Wherever a line holds the string "berikut", copy that line.
* Begin *
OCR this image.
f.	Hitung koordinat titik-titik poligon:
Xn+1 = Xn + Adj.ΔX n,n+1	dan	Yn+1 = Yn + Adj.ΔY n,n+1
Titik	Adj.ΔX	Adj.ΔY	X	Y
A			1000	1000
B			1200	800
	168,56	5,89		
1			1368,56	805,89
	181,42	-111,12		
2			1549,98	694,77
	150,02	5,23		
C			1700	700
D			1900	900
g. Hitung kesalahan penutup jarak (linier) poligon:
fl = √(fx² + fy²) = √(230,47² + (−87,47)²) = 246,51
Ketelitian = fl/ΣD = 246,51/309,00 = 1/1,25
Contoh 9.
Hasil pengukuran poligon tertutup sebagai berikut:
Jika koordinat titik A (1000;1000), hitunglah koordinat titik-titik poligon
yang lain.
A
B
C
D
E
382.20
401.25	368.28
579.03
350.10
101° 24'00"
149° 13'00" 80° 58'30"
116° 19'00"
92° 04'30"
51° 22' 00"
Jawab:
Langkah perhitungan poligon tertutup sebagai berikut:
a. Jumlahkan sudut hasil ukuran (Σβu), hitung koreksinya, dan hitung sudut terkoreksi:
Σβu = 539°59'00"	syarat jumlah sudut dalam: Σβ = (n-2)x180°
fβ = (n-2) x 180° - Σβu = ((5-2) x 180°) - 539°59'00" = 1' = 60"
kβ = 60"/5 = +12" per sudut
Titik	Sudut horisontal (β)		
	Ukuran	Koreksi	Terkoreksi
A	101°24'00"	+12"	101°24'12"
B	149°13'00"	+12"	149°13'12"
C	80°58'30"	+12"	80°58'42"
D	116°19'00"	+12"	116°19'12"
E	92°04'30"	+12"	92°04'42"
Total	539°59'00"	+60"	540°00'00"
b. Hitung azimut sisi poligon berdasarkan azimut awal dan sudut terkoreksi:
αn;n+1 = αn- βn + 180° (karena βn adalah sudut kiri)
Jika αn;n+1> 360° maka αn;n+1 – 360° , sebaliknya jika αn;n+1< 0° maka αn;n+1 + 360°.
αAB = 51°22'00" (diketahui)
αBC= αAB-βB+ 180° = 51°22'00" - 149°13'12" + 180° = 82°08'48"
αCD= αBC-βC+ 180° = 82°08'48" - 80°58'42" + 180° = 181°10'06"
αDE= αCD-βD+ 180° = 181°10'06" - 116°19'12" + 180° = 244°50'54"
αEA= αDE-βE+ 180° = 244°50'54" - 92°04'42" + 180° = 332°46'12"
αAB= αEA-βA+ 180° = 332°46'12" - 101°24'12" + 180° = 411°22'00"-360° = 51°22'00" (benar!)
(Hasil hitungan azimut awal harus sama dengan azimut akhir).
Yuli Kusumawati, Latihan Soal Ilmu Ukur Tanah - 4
* End *
* Begin *
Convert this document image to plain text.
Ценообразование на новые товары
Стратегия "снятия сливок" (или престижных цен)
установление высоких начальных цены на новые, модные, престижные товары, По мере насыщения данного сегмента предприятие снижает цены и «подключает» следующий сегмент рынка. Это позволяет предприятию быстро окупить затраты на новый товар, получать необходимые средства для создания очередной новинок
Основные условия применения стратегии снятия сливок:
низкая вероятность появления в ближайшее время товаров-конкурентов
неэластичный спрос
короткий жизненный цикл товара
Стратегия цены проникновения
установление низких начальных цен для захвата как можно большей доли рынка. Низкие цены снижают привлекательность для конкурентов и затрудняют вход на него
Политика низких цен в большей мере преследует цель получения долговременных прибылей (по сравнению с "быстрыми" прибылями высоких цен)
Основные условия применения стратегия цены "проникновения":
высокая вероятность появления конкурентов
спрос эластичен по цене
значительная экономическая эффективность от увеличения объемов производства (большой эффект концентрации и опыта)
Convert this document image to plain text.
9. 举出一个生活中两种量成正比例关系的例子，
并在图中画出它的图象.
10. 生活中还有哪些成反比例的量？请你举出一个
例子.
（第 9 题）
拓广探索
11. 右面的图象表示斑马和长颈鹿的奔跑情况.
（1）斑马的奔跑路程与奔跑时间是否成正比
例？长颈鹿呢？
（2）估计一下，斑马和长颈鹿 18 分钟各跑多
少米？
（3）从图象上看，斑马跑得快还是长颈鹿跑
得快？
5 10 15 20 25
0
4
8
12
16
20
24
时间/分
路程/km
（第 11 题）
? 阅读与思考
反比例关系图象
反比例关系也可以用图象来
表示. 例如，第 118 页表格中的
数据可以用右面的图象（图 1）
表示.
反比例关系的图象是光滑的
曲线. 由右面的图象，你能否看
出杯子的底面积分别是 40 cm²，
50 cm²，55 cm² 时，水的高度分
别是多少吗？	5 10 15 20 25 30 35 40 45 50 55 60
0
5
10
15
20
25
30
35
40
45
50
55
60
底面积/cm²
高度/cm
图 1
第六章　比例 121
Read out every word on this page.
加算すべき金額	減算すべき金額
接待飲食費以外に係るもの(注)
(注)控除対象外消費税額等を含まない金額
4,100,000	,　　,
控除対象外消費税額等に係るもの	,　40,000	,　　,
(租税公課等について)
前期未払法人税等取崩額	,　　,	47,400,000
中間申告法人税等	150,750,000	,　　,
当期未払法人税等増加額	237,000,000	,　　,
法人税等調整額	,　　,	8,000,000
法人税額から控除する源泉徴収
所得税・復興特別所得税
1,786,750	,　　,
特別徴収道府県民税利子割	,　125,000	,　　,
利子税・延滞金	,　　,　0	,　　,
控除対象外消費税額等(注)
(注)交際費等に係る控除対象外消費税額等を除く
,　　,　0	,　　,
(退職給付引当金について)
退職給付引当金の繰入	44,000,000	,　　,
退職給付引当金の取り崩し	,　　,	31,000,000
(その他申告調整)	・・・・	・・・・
* End *
§ **RIGHT ANSWER**
Hasil pengukuran poligon tertutup sebagai berikut:
Langkah perhitungan poligon tertutup sebagai berikut:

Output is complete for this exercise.